◆ Problem to solve
Repeat every line of the listing below exactly, minus the pictures.

◆ Data lines
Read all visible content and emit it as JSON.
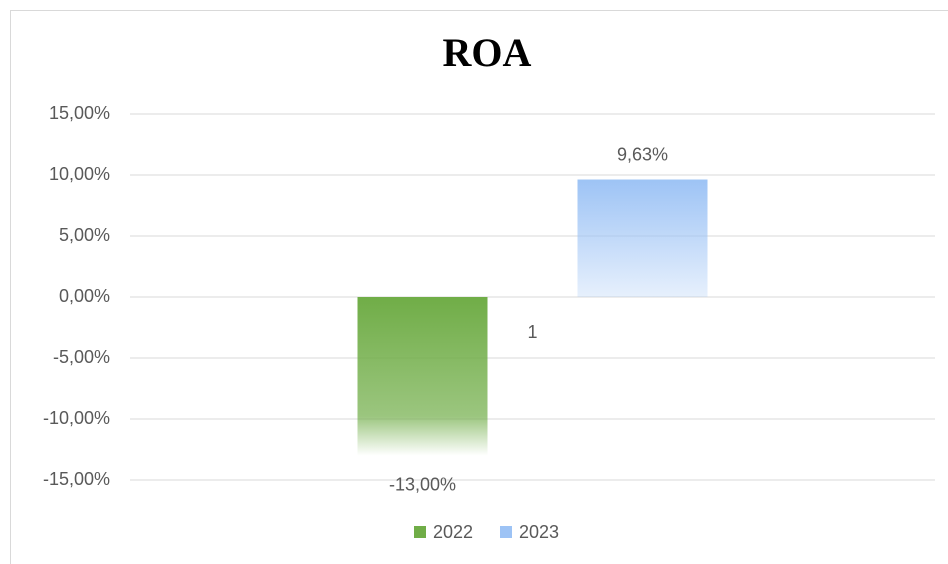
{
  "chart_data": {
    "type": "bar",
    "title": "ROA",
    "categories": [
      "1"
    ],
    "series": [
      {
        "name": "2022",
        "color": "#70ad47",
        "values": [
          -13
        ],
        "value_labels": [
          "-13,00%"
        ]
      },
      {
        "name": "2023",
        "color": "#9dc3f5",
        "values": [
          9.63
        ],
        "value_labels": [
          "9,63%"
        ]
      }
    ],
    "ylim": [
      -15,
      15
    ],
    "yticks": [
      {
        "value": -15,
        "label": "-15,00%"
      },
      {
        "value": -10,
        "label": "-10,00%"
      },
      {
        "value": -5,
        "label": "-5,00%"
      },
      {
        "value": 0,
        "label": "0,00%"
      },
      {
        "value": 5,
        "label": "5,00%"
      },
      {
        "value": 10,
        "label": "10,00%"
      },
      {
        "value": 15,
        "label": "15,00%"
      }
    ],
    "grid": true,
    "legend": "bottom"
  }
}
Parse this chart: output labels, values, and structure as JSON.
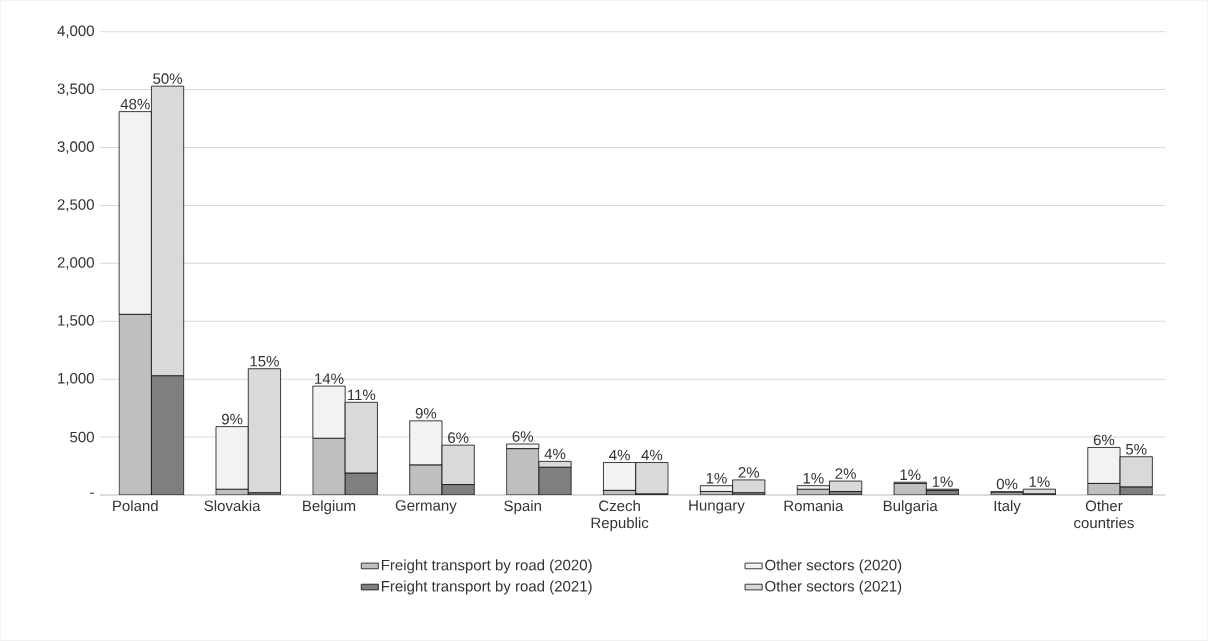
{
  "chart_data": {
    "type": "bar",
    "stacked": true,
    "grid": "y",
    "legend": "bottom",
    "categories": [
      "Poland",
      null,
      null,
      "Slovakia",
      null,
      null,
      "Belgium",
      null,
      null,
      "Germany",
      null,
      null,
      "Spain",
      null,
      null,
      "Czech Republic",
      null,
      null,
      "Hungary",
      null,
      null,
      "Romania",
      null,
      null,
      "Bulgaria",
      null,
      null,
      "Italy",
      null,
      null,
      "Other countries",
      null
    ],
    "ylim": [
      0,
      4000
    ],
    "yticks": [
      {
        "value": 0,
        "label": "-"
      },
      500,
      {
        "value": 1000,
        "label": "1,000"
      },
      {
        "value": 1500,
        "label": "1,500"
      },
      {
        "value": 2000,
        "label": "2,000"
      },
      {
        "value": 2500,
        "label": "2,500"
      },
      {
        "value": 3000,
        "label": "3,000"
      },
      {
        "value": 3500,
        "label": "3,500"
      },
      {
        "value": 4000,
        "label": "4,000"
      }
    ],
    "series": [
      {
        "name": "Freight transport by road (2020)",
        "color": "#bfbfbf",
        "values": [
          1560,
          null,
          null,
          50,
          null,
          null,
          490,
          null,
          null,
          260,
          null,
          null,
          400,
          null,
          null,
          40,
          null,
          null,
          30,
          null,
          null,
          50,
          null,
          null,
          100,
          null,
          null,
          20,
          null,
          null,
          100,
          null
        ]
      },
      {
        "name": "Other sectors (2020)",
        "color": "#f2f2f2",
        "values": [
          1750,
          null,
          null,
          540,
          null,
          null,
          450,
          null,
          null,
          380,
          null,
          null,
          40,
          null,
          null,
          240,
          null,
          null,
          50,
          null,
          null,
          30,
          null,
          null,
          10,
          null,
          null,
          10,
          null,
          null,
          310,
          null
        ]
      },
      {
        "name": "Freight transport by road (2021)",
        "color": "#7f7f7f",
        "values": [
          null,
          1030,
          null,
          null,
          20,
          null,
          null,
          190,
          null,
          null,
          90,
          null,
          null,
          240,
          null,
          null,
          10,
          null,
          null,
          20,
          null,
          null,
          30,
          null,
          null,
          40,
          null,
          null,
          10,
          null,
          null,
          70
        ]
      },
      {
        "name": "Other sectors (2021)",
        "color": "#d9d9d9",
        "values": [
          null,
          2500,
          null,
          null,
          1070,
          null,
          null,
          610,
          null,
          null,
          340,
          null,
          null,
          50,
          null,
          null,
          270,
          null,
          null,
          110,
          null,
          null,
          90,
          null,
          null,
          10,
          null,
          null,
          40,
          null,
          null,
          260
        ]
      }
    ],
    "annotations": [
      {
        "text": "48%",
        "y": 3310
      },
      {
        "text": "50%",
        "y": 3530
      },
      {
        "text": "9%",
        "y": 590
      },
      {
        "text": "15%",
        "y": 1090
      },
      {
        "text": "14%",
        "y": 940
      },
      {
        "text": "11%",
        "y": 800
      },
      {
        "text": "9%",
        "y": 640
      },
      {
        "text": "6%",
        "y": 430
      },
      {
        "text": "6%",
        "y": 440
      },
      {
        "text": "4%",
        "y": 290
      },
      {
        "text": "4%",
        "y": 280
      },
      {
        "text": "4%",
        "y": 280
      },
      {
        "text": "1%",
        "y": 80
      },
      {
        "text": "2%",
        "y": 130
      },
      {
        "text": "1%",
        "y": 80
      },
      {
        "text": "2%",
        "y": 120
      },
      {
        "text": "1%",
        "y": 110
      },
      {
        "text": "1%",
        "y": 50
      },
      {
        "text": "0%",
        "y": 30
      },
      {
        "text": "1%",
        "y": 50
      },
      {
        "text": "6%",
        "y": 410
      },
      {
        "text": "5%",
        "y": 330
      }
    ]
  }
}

◆ Expected output
Read all visible content and emit it as JSON.
{
  "chart_data": {
    "type": "bar",
    "title": "ROA",
    "categories": [
      "1"
    ],
    "series": [
      {
        "name": "2022",
        "color": "#70ad47",
        "values": [
          -13
        ],
        "value_labels": [
          "-13,00%"
        ]
      },
      {
        "name": "2023",
        "color": "#9dc3f5",
        "values": [
          9.63
        ],
        "value_labels": [
          "9,63%"
        ]
      }
    ],
    "ylim": [
      -15,
      15
    ],
    "yticks": [
      {
        "value": -15,
        "label": "-15,00%"
      },
      {
        "value": -10,
        "label": "-10,00%"
      },
      {
        "value": -5,
        "label": "-5,00%"
      },
      {
        "value": 0,
        "label": "0,00%"
      },
      {
        "value": 5,
        "label": "5,00%"
      },
      {
        "value": 10,
        "label": "10,00%"
      },
      {
        "value": 15,
        "label": "15,00%"
      }
    ],
    "grid": true,
    "legend": "bottom"
  }
}
Parse this chart: output labels, values, and structure as JSON.
{
  "chart_data": {
    "type": "bar",
    "stacked": true,
    "grid": "y",
    "legend": "bottom",
    "categories": [
      "Poland",
      null,
      null,
      "Slovakia",
      null,
      null,
      "Belgium",
      null,
      null,
      "Germany",
      null,
      null,
      "Spain",
      null,
      null,
      "Czech Republic",
      null,
      null,
      "Hungary",
      null,
      null,
      "Romania",
      null,
      null,
      "Bulgaria",
      null,
      null,
      "Italy",
      null,
      null,
      "Other countries",
      null
    ],
    "ylim": [
      0,
      4000
    ],
    "yticks": [
      {
        "value": 0,
        "label": "-"
      },
      500,
      {
        "value": 1000,
        "label": "1,000"
      },
      {
        "value": 1500,
        "label": "1,500"
      },
      {
        "value": 2000,
        "label": "2,000"
      },
      {
        "value": 2500,
        "label": "2,500"
      },
      {
        "value": 3000,
        "label": "3,000"
      },
      {
        "value": 3500,
        "label": "3,500"
      },
      {
        "value": 4000,
        "label": "4,000"
      }
    ],
    "series": [
      {
        "name": "Freight transport by road (2020)",
        "color": "#bfbfbf",
        "values": [
          1560,
          null,
          null,
          50,
          null,
          null,
          490,
          null,
          null,
          260,
          null,
          null,
          400,
          null,
          null,
          40,
          null,
          null,
          30,
          null,
          null,
          50,
          null,
          null,
          100,
          null,
          null,
          20,
          null,
          null,
          100,
          null
        ]
      },
      {
        "name": "Other sectors (2020)",
        "color": "#f2f2f2",
        "values": [
          1750,
          null,
          null,
          540,
          null,
          null,
          450,
          null,
          null,
          380,
          null,
          null,
          40,
          null,
          null,
          240,
          null,
          null,
          50,
          null,
          null,
          30,
          null,
          null,
          10,
          null,
          null,
          10,
          null,
          null,
          310,
          null
        ]
      },
      {
        "name": "Freight transport by road (2021)",
        "color": "#7f7f7f",
        "values": [
          null,
          1030,
          null,
          null,
          20,
          null,
          null,
          190,
          null,
          null,
          90,
          null,
          null,
          240,
          null,
          null,
          10,
          null,
          null,
          20,
          null,
          null,
          30,
          null,
          null,
          40,
          null,
          null,
          10,
          null,
          null,
          70
        ]
      },
      {
        "name": "Other sectors (2021)",
        "color": "#d9d9d9",
        "values": [
          null,
          2500,
          null,
          null,
          1070,
          null,
          null,
          610,
          null,
          null,
          340,
          null,
          null,
          50,
          null,
          null,
          270,
          null,
          null,
          110,
          null,
          null,
          90,
          null,
          null,
          10,
          null,
          null,
          40,
          null,
          null,
          260
        ]
      }
    ],
    "annotations": [
      {
        "text": "48%",
        "y": 3310
      },
      {
        "text": "50%",
        "y": 3530
      },
      {
        "text": "9%",
        "y": 590
      },
      {
        "text": "15%",
        "y": 1090
      },
      {
        "text": "14%",
        "y": 940
      },
      {
        "text": "11%",
        "y": 800
      },
      {
        "text": "9%",
        "y": 640
      },
      {
        "text": "6%",
        "y": 430
      },
      {
        "text": "6%",
        "y": 440
      },
      {
        "text": "4%",
        "y": 290
      },
      {
        "text": "4%",
        "y": 280
      },
      {
        "text": "4%",
        "y": 280
      },
      {
        "text": "1%",
        "y": 80
      },
      {
        "text": "2%",
        "y": 130
      },
      {
        "text": "1%",
        "y": 80
      },
      {
        "text": "2%",
        "y": 120
      },
      {
        "text": "1%",
        "y": 110
      },
      {
        "text": "1%",
        "y": 50
      },
      {
        "text": "0%",
        "y": 30
      },
      {
        "text": "1%",
        "y": 50
      },
      {
        "text": "6%",
        "y": 410
      },
      {
        "text": "5%",
        "y": 330
      }
    ]
  }
}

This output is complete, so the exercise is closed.